> WHAT YOU WILL DO:
Reproduce every line of the material below, but drop the pictures.

Dataset items
++++++

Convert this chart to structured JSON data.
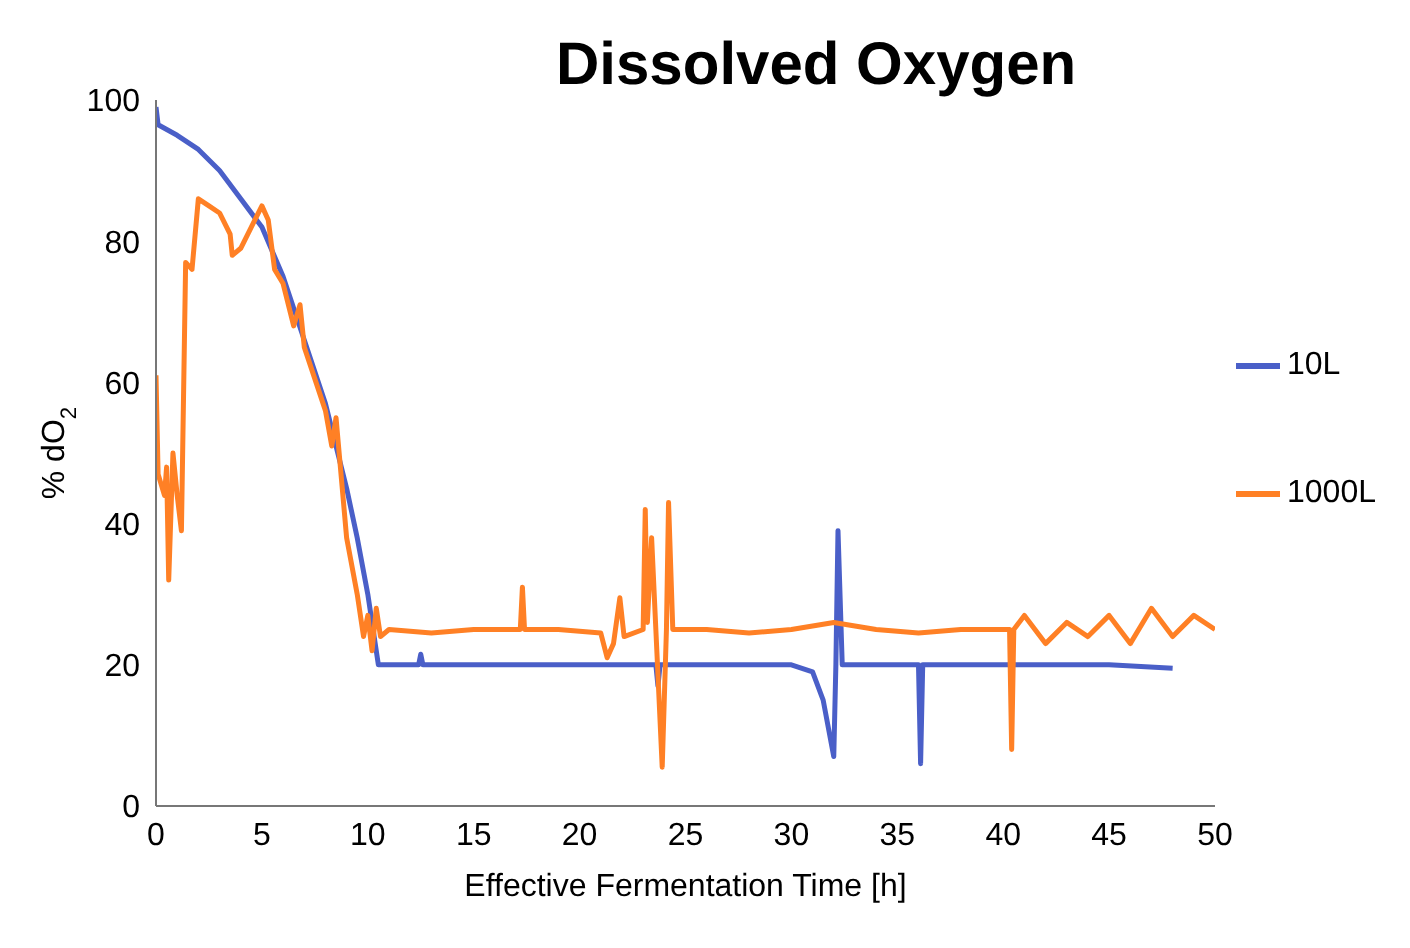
{
  "chart_data": {
    "type": "line",
    "title": "Dissolved Oxygen",
    "xlabel": "Effective Fermentation Time [h]",
    "ylabel": "% dO$_{2}$",
    "xlim": [
      0,
      50
    ],
    "xticks": [
      0,
      5,
      10,
      15,
      20,
      25,
      30,
      35,
      40,
      45,
      50
    ],
    "ylim": [
      0,
      100
    ],
    "yticks": [
      0,
      20,
      40,
      60,
      80,
      100
    ],
    "grid": false,
    "legend": "right",
    "marker": "none",
    "line_style": "solid",
    "series": [
      {
        "name": "10L",
        "color": "#4a5fc8",
        "x": [
          0,
          0.1,
          1,
          2,
          3,
          4,
          5,
          6,
          7,
          8,
          9,
          9.5,
          10,
          10.5,
          11,
          12.4,
          12.5,
          12.6,
          15,
          20,
          23.6,
          23.7,
          23.8,
          28,
          30,
          31,
          31.5,
          32,
          32.1,
          32.2,
          32.4,
          34,
          36,
          36.1,
          36.2,
          40,
          45,
          48
        ],
        "values": [
          99,
          96.5,
          95,
          93,
          90,
          86,
          82,
          75,
          66,
          57,
          45,
          38,
          30,
          20,
          20,
          20,
          21.5,
          20,
          20,
          20,
          20,
          17,
          20,
          20,
          20,
          19,
          15,
          7,
          20,
          39,
          20,
          20,
          20,
          6,
          20,
          20,
          20,
          19.5
        ]
      },
      {
        "name": "1000L",
        "color": "#ff8025",
        "x": [
          0,
          0.1,
          0.4,
          0.5,
          0.6,
          0.8,
          1,
          1.2,
          1.4,
          1.7,
          2,
          2.5,
          3,
          3.5,
          3.6,
          4,
          4.5,
          5,
          5.3,
          5.6,
          6,
          6.5,
          6.8,
          7,
          8,
          8.3,
          8.5,
          9,
          9.5,
          9.8,
          10,
          10.2,
          10.4,
          10.6,
          11,
          13,
          15,
          17.2,
          17.3,
          17.4,
          19,
          21,
          21.3,
          21.6,
          21.9,
          22.1,
          23,
          23.1,
          23.2,
          23.4,
          23.6,
          23.9,
          24.1,
          24.2,
          24.4,
          26,
          28,
          30,
          32,
          34,
          36,
          38,
          40.3,
          40.4,
          40.5,
          41,
          42,
          43,
          44,
          45,
          46,
          47,
          48,
          49,
          50
        ],
        "values": [
          61,
          47,
          44,
          48,
          32,
          50,
          44,
          39,
          77,
          76,
          86,
          85,
          84,
          81,
          78,
          79,
          82,
          85,
          83,
          76,
          74,
          68,
          71,
          65,
          56,
          51,
          55,
          38,
          30,
          24,
          27,
          22,
          28,
          24,
          25,
          24.5,
          25,
          25,
          31,
          25,
          25,
          24.5,
          21,
          23,
          29.5,
          24,
          25,
          42,
          26,
          38,
          25,
          5.5,
          25,
          43,
          25,
          25,
          24.5,
          25,
          26,
          25,
          24.5,
          25,
          25,
          8,
          25,
          27,
          23,
          26,
          24,
          27,
          23,
          28,
          24,
          27,
          25
        ]
      }
    ]
  }
}
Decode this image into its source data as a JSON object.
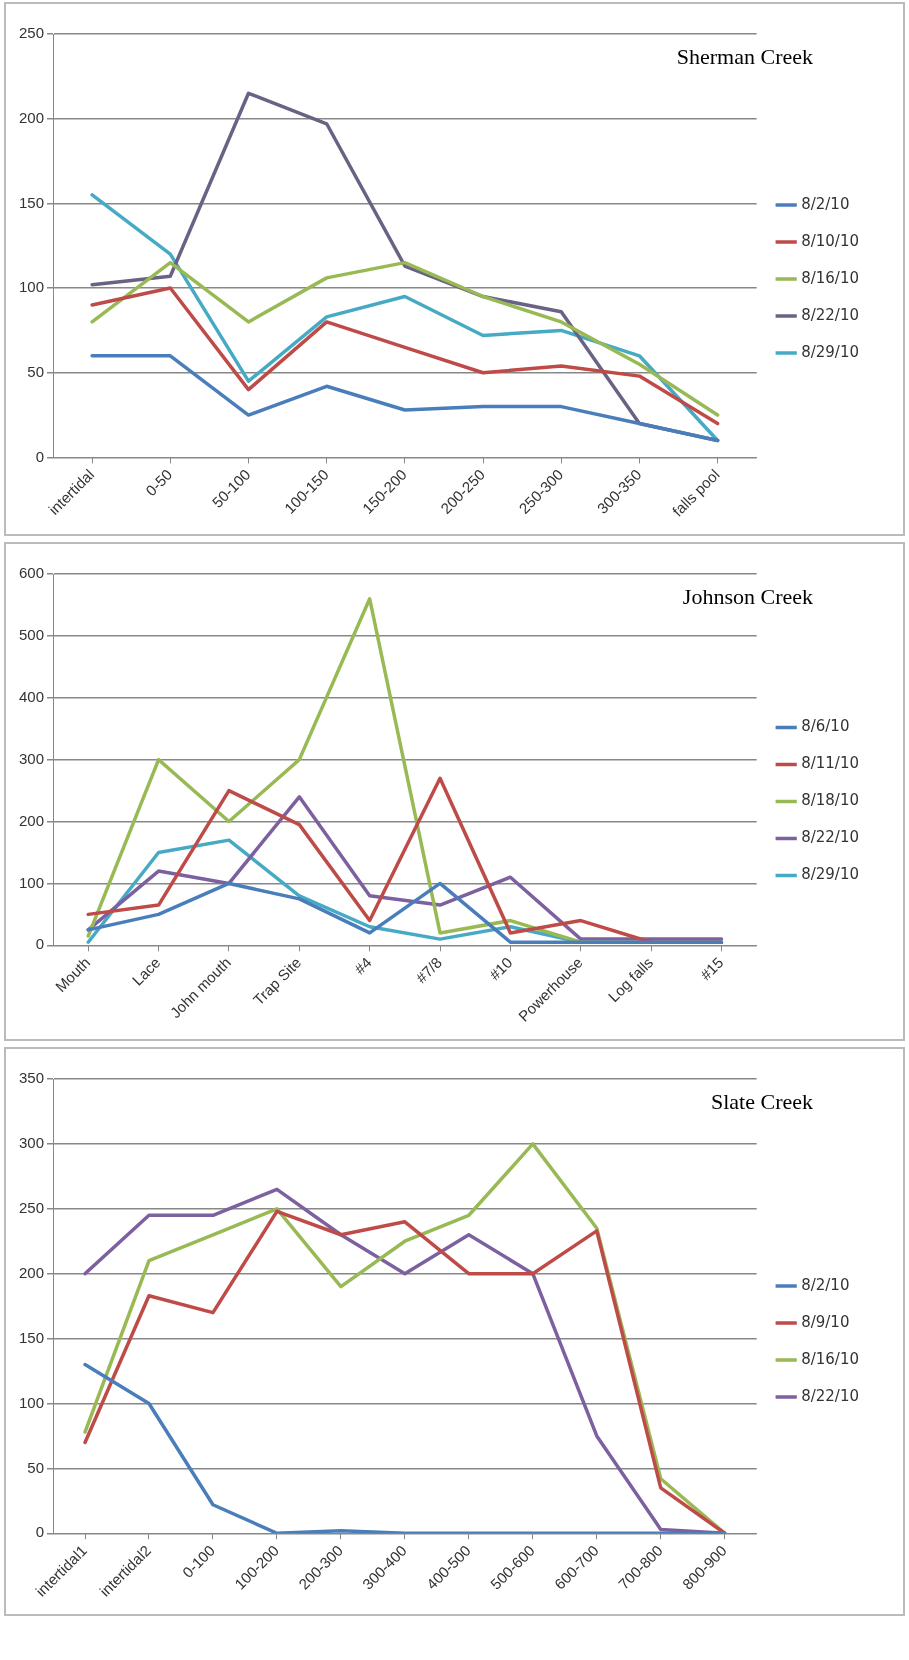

++++++

> OUTPUT OF THE EXERCISE:
Convert this chart to structured JSON data.
{
  "chart_data": {
    "type": "line",
    "title": "Dissolved Oxygen",
    "xlabel": "Effective Fermentation Time [h]",
    "ylabel": "% dO$_{2}$",
    "xlim": [
      0,
      50
    ],
    "xticks": [
      0,
      5,
      10,
      15,
      20,
      25,
      30,
      35,
      40,
      45,
      50
    ],
    "ylim": [
      0,
      100
    ],
    "yticks": [
      0,
      20,
      40,
      60,
      80,
      100
    ],
    "grid": false,
    "legend": "right",
    "marker": "none",
    "line_style": "solid",
    "series": [
      {
        "name": "10L",
        "color": "#4a5fc8",
        "x": [
          0,
          0.1,
          1,
          2,
          3,
          4,
          5,
          6,
          7,
          8,
          9,
          9.5,
          10,
          10.5,
          11,
          12.4,
          12.5,
          12.6,
          15,
          20,
          23.6,
          23.7,
          23.8,
          28,
          30,
          31,
          31.5,
          32,
          32.1,
          32.2,
          32.4,
          34,
          36,
          36.1,
          36.2,
          40,
          45,
          48
        ],
        "values": [
          99,
          96.5,
          95,
          93,
          90,
          86,
          82,
          75,
          66,
          57,
          45,
          38,
          30,
          20,
          20,
          20,
          21.5,
          20,
          20,
          20,
          20,
          17,
          20,
          20,
          20,
          19,
          15,
          7,
          20,
          39,
          20,
          20,
          20,
          6,
          20,
          20,
          20,
          19.5
        ]
      },
      {
        "name": "1000L",
        "color": "#ff8025",
        "x": [
          0,
          0.1,
          0.4,
          0.5,
          0.6,
          0.8,
          1,
          1.2,
          1.4,
          1.7,
          2,
          2.5,
          3,
          3.5,
          3.6,
          4,
          4.5,
          5,
          5.3,
          5.6,
          6,
          6.5,
          6.8,
          7,
          8,
          8.3,
          8.5,
          9,
          9.5,
          9.8,
          10,
          10.2,
          10.4,
          10.6,
          11,
          13,
          15,
          17.2,
          17.3,
          17.4,
          19,
          21,
          21.3,
          21.6,
          21.9,
          22.1,
          23,
          23.1,
          23.2,
          23.4,
          23.6,
          23.9,
          24.1,
          24.2,
          24.4,
          26,
          28,
          30,
          32,
          34,
          36,
          38,
          40.3,
          40.4,
          40.5,
          41,
          42,
          43,
          44,
          45,
          46,
          47,
          48,
          49,
          50
        ],
        "values": [
          61,
          47,
          44,
          48,
          32,
          50,
          44,
          39,
          77,
          76,
          86,
          85,
          84,
          81,
          78,
          79,
          82,
          85,
          83,
          76,
          74,
          68,
          71,
          65,
          56,
          51,
          55,
          38,
          30,
          24,
          27,
          22,
          28,
          24,
          25,
          24.5,
          25,
          25,
          31,
          25,
          25,
          24.5,
          21,
          23,
          29.5,
          24,
          25,
          42,
          26,
          38,
          25,
          5.5,
          25,
          43,
          25,
          25,
          24.5,
          25,
          26,
          25,
          24.5,
          25,
          25,
          8,
          25,
          27,
          23,
          26,
          24,
          27,
          23,
          28,
          24,
          27,
          25
        ]
      }
    ]
  }
}
Decode this image into its source data as a JSON object.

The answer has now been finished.